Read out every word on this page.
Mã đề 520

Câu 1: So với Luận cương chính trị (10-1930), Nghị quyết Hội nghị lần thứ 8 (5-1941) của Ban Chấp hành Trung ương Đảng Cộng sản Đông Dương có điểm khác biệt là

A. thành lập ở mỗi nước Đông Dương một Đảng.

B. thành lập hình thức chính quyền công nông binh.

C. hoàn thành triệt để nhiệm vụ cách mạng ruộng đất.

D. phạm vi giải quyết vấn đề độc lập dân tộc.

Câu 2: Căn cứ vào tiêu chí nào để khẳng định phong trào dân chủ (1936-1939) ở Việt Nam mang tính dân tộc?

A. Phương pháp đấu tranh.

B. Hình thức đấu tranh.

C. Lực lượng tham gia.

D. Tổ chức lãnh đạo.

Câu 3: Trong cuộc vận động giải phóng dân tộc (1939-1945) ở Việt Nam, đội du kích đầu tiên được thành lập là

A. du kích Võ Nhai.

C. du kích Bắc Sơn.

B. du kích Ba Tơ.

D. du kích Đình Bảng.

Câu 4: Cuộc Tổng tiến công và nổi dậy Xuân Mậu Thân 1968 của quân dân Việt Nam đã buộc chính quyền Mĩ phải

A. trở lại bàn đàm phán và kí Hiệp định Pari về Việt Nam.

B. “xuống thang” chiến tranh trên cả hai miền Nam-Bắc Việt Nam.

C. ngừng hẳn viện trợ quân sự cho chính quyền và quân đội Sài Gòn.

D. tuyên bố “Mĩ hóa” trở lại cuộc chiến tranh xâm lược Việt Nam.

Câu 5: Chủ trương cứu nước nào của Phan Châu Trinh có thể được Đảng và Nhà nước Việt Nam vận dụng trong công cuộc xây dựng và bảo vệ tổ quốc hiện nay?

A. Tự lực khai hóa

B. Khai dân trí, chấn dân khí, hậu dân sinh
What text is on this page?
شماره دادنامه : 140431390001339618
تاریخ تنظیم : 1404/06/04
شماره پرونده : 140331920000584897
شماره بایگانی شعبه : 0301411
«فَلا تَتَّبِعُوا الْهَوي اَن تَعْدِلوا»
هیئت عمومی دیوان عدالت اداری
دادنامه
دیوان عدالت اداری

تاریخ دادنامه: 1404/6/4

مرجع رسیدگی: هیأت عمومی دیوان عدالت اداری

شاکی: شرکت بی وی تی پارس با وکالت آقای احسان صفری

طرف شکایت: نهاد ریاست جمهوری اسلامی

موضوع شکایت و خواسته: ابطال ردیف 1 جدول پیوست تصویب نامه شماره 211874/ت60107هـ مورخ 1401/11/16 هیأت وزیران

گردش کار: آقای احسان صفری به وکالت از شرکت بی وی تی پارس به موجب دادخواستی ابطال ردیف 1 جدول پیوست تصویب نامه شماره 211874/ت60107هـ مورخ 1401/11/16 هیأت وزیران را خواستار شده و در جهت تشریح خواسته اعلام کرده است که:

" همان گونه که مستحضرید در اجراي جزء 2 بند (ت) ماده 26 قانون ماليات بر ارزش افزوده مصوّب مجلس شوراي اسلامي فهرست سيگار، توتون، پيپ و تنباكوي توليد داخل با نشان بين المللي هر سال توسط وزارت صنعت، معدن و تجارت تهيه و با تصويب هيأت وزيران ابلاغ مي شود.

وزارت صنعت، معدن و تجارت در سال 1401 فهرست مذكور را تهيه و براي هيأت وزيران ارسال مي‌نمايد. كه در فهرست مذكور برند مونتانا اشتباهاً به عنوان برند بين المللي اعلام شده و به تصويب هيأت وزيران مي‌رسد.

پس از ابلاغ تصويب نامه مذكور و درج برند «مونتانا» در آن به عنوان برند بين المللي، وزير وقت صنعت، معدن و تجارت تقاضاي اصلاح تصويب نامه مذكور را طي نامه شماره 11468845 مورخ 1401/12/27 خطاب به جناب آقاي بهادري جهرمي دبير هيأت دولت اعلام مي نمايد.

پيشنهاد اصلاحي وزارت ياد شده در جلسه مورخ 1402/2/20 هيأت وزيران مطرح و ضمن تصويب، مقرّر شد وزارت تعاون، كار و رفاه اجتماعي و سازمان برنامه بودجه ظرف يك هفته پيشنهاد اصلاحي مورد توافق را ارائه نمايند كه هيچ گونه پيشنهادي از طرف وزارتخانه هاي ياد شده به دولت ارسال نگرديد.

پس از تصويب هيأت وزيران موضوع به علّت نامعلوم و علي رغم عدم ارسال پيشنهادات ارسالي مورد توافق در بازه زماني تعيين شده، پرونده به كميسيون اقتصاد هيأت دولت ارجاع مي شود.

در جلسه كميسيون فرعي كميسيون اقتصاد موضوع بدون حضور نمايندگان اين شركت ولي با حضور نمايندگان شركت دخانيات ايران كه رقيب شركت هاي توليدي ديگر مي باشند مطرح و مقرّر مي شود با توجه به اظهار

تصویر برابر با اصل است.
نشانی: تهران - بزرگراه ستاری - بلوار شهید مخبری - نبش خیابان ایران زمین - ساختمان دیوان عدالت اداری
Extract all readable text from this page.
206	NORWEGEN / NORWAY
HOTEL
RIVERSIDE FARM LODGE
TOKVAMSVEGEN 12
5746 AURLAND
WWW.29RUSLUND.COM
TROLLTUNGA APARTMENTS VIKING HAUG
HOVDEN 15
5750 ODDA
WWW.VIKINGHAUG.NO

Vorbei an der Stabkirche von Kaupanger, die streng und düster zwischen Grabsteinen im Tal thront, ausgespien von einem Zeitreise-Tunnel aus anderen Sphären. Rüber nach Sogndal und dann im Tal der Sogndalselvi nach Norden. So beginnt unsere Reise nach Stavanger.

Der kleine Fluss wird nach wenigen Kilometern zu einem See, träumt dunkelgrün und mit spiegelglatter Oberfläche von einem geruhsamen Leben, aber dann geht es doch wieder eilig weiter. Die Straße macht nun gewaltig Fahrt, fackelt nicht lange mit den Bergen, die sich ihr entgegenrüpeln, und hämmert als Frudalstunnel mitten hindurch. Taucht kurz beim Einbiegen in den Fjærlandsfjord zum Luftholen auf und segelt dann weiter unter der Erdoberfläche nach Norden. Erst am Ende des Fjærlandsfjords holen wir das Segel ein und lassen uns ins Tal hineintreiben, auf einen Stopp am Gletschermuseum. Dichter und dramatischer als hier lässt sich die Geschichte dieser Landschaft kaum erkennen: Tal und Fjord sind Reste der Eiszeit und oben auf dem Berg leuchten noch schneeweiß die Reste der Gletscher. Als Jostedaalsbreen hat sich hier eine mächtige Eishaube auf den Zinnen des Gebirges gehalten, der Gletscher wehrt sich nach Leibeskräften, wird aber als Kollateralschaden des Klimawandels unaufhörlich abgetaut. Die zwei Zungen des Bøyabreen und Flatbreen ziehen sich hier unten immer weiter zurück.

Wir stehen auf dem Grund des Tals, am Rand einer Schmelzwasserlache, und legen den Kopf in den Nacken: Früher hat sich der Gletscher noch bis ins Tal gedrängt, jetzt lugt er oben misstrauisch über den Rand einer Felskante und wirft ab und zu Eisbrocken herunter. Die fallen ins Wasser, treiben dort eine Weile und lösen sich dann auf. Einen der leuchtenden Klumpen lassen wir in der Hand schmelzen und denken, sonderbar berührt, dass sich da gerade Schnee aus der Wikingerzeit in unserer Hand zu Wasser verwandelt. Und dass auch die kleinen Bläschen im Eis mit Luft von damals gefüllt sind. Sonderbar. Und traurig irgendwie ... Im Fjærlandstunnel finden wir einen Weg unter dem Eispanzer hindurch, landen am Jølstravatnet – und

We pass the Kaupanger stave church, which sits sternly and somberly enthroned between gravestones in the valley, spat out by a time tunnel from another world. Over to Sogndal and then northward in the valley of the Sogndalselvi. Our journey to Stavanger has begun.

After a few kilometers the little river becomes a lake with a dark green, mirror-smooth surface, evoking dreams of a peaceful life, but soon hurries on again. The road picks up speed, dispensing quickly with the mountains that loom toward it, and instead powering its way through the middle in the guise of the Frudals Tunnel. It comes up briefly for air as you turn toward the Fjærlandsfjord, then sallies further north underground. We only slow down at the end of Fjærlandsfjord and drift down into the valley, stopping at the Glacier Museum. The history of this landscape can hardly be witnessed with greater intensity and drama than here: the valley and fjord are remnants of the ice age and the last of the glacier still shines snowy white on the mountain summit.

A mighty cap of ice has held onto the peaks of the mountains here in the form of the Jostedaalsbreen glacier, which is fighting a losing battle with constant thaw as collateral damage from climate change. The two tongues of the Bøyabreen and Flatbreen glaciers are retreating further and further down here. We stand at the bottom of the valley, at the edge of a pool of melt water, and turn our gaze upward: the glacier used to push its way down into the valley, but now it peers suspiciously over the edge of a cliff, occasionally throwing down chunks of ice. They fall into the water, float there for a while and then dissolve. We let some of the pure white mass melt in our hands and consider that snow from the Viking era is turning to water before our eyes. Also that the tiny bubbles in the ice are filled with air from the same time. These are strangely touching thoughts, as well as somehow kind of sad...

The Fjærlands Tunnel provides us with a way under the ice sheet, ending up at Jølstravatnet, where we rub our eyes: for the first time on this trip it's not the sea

________

§ **Directions**:
Identify the lines in the entries above that contain "مذكور", then copy them out.

§ **Solution below**:
وزارت صنعت، معدن و تجارت در سال 1401 فهرست مذكور را تهيه و براي هيأت وزيران ارسال مي‌نمايد. كه در فهرست مذكور برند مونتانا اشتباهاً به عنوان برند بين المللي اعلام شده و به تصويب هيأت وزيران مي‌رسد.
پس از ابلاغ تصويب نامه مذكور و درج برند «مونتانا» در آن به عنوان برند بين المللي، وزير وقت صنعت، معدن و تجارت تقاضاي اصلاح تصويب نامه مذكور را طي نامه شماره 11468845 مورخ 1401/12/27 خطاب به جناب آقاي بهادري جهرمي دبير هيأت دولت اعلام مي نمايد.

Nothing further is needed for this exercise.